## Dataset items
....

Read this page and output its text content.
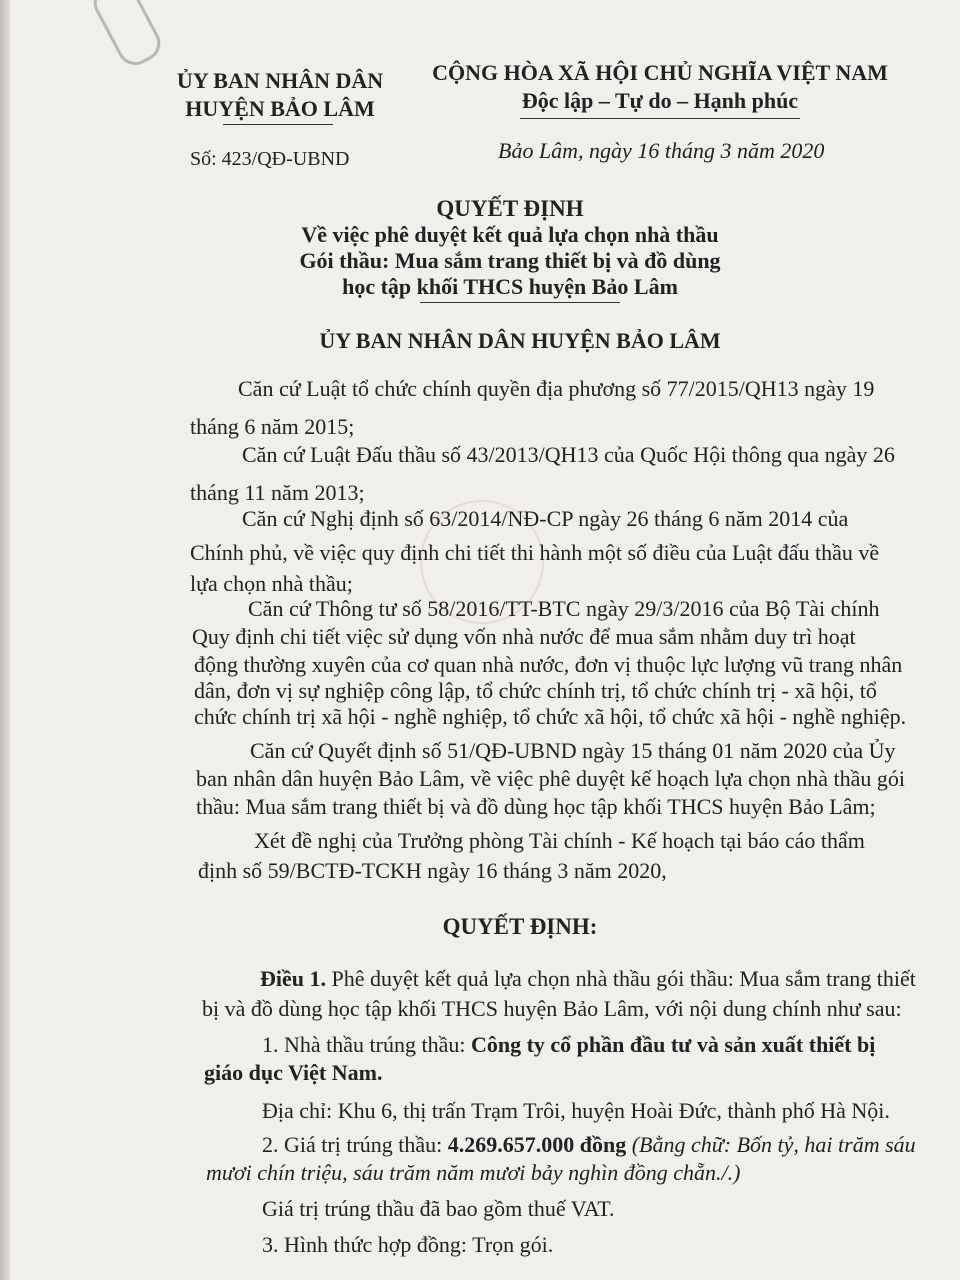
ỦY BAN NHÂN DÂN
HUYỆN BẢO LÂM
Số: 423/QĐ-UBND
CỘNG HÒA XÃ HỘI CHỦ NGHĨA VIỆT NAM
Độc lập – Tự do – Hạnh phúc
Bảo Lâm, ngày 16 tháng 3 năm 2020
QUYẾT ĐỊNH
Về việc phê duyệt kết quả lựa chọn nhà thầu
Gói thầu: Mua sắm trang thiết bị và đồ dùng
học tập khối THCS huyện Bảo Lâm
ỦY BAN NHÂN DÂN HUYỆN BẢO LÂM
Căn cứ Luật tổ chức chính quyền địa phương số 77/2015/QH13 ngày 19
tháng 6 năm 2015;
Căn cứ Luật Đấu thầu số 43/2013/QH13 của Quốc Hội thông qua ngày 26
tháng 11 năm 2013;
Căn cứ Nghị định số 63/2014/NĐ-CP ngày 26 tháng 6 năm 2014 của
Chính phủ, về việc quy định chi tiết thi hành một số điều của Luật đấu thầu về
lựa chọn nhà thầu;
Căn cứ Thông tư số 58/2016/TT-BTC ngày 29/3/2016 của Bộ Tài chính
Quy định chi tiết việc sử dụng vốn nhà nước để mua sắm nhằm duy trì hoạt
động thường xuyên của cơ quan nhà nước, đơn vị thuộc lực lượng vũ trang nhân
dân, đơn vị sự nghiệp công lập, tổ chức chính trị, tổ chức chính trị - xã hội, tổ
chức chính trị xã hội - nghề nghiệp, tổ chức xã hội, tổ chức xã hội - nghề nghiệp.
Căn cứ Quyết định số 51/QĐ-UBND ngày 15 tháng 01 năm 2020 của Ủy
ban nhân dân huyện Bảo Lâm, về việc phê duyệt kế hoạch lựa chọn nhà thầu gói
thầu: Mua sắm trang thiết bị và đồ dùng học tập khối THCS huyện Bảo Lâm;
Xét đề nghị của Trưởng phòng Tài chính - Kế hoạch tại báo cáo thẩm
định số 59/BCTĐ-TCKH ngày 16 tháng 3 năm 2020,
QUYẾT ĐỊNH:
Điều 1. Phê duyệt kết quả lựa chọn nhà thầu gói thầu: Mua sắm trang thiết
bị và đồ dùng học tập khối THCS huyện Bảo Lâm, với nội dung chính như sau:
1. Nhà thầu trúng thầu: Công ty cổ phần đầu tư và sản xuất thiết bị
giáo dục Việt Nam.
Địa chỉ: Khu 6, thị trấn Trạm Trôi, huyện Hoài Đức, thành phố Hà Nội.
2. Giá trị trúng thầu: 4.269.657.000 đồng (Bằng chữ: Bốn tỷ, hai trăm sáu
mươi chín triệu, sáu trăm năm mươi bảy nghìn đồng chẵn./.)
Giá trị trúng thầu đã bao gồm thuế VAT.
3. Hình thức hợp đồng: Trọn gói.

....

## Exercise
Repeat the records above exactly, omitting every picture.

## Task answer
Read this page and output its text content.
ỦY BAN NHÂN DÂN
HUYỆN BẢO LÂM
Số: 423/QĐ-UBND
CỘNG HÒA XÃ HỘI CHỦ NGHĨA VIỆT NAM
Độc lập – Tự do – Hạnh phúc
Bảo Lâm, ngày 16 tháng 3 năm 2020
QUYẾT ĐỊNH
Về việc phê duyệt kết quả lựa chọn nhà thầu
Gói thầu: Mua sắm trang thiết bị và đồ dùng
học tập khối THCS huyện Bảo Lâm
ỦY BAN NHÂN DÂN HUYỆN BẢO LÂM
Căn cứ Luật tổ chức chính quyền địa phương số 77/2015/QH13 ngày 19
tháng 6 năm 2015;
Căn cứ Luật Đấu thầu số 43/2013/QH13 của Quốc Hội thông qua ngày 26
tháng 11 năm 2013;
Căn cứ Nghị định số 63/2014/NĐ-CP ngày 26 tháng 6 năm 2014 của
Chính phủ, về việc quy định chi tiết thi hành một số điều của Luật đấu thầu về
lựa chọn nhà thầu;
Căn cứ Thông tư số 58/2016/TT-BTC ngày 29/3/2016 của Bộ Tài chính
Quy định chi tiết việc sử dụng vốn nhà nước để mua sắm nhằm duy trì hoạt
động thường xuyên của cơ quan nhà nước, đơn vị thuộc lực lượng vũ trang nhân
dân, đơn vị sự nghiệp công lập, tổ chức chính trị, tổ chức chính trị - xã hội, tổ
chức chính trị xã hội - nghề nghiệp, tổ chức xã hội, tổ chức xã hội - nghề nghiệp.
Căn cứ Quyết định số 51/QĐ-UBND ngày 15 tháng 01 năm 2020 của Ủy
ban nhân dân huyện Bảo Lâm, về việc phê duyệt kế hoạch lựa chọn nhà thầu gói
thầu: Mua sắm trang thiết bị và đồ dùng học tập khối THCS huyện Bảo Lâm;
Xét đề nghị của Trưởng phòng Tài chính - Kế hoạch tại báo cáo thẩm
định số 59/BCTĐ-TCKH ngày 16 tháng 3 năm 2020,
QUYẾT ĐỊNH:
Điều 1. Phê duyệt kết quả lựa chọn nhà thầu gói thầu: Mua sắm trang thiết
bị và đồ dùng học tập khối THCS huyện Bảo Lâm, với nội dung chính như sau:
1. Nhà thầu trúng thầu: Công ty cổ phần đầu tư và sản xuất thiết bị
giáo dục Việt Nam.
Địa chỉ: Khu 6, thị trấn Trạm Trôi, huyện Hoài Đức, thành phố Hà Nội.
2. Giá trị trúng thầu: 4.269.657.000 đồng (Bằng chữ: Bốn tỷ, hai trăm sáu
mươi chín triệu, sáu trăm năm mươi bảy nghìn đồng chẵn./.)
Giá trị trúng thầu đã bao gồm thuế VAT.
3. Hình thức hợp đồng: Trọn gói.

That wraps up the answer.